• Stated task
Pull out from the material below all lines with "title".

• Given information
● ● ●
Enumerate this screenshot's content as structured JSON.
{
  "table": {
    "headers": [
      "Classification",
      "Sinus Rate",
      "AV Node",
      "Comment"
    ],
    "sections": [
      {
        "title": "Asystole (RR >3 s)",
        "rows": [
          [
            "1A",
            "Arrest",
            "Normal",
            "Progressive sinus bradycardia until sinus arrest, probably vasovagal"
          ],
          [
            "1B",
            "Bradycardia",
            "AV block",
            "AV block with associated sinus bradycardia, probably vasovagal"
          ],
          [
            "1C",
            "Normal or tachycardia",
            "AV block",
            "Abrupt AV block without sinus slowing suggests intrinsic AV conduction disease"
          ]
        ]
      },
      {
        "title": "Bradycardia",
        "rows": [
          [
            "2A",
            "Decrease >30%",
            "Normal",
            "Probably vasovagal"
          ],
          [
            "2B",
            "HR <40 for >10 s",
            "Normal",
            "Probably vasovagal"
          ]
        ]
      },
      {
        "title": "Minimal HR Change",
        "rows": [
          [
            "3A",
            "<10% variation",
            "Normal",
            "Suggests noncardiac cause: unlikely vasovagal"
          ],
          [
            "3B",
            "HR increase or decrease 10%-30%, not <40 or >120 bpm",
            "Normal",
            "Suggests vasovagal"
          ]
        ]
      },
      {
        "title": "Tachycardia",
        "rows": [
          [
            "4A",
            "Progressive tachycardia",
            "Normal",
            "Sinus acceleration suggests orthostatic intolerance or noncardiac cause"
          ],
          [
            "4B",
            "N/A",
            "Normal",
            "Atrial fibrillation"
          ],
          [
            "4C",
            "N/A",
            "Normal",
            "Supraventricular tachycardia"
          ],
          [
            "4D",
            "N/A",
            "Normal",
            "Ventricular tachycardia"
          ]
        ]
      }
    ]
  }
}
● ● ●
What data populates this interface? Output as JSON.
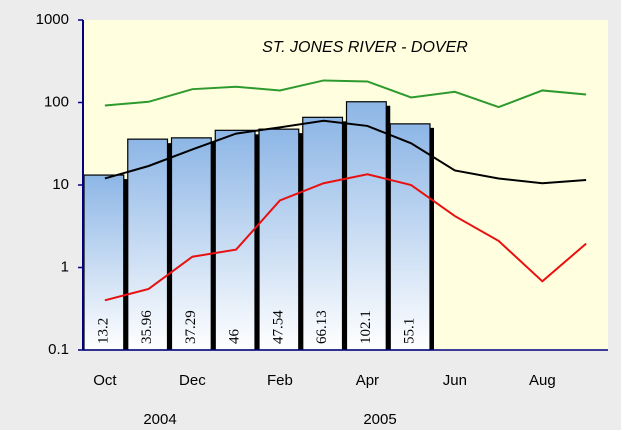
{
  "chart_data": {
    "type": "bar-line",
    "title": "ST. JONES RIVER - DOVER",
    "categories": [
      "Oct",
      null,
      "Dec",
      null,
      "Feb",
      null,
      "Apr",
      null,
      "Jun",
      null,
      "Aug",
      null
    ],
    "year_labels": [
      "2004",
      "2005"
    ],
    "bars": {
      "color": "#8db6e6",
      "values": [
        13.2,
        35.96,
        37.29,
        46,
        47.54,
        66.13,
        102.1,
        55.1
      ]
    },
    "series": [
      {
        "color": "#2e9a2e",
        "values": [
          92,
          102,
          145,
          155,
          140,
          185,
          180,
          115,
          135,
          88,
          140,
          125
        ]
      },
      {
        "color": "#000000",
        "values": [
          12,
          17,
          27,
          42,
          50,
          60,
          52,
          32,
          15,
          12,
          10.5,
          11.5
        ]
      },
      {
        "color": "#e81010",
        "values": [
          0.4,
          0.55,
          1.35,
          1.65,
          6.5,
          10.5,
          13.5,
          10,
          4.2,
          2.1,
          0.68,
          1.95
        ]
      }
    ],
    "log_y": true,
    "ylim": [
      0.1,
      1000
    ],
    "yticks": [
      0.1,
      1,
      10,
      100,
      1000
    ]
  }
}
● ● ●
• Result
        "title": "Asystole (RR >3 s)",
        "title": "Bradycardia",
        "title": "Minimal HR Change",
        "title": "Tachycardia",
    "title": "ST. JONES RIVER - DOVER",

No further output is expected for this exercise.